DATA IN THIS EXERCISE:
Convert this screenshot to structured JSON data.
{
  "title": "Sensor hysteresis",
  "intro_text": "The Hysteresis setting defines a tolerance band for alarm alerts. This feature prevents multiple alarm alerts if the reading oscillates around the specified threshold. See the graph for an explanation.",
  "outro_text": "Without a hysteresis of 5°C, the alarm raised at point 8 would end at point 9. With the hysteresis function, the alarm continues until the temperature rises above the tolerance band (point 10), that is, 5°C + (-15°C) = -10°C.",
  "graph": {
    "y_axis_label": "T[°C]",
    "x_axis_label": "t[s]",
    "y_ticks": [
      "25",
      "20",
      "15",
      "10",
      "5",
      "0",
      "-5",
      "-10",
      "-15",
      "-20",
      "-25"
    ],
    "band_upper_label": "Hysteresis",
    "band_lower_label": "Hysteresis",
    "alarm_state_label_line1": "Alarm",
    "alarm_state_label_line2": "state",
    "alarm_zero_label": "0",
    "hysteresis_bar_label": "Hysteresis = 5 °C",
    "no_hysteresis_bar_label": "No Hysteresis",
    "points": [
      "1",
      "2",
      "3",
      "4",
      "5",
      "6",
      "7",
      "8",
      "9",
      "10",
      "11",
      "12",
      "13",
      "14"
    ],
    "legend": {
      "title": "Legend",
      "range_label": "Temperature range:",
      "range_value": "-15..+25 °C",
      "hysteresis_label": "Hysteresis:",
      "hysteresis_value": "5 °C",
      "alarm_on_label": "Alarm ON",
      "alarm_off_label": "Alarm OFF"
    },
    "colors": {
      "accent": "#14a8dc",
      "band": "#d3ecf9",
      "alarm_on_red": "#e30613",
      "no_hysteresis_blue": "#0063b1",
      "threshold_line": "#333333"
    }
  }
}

WRITTEN INSTRUCTION: What is the number of lines that hold the string "title"? Give it alone.

EXERCISE RESULT: 2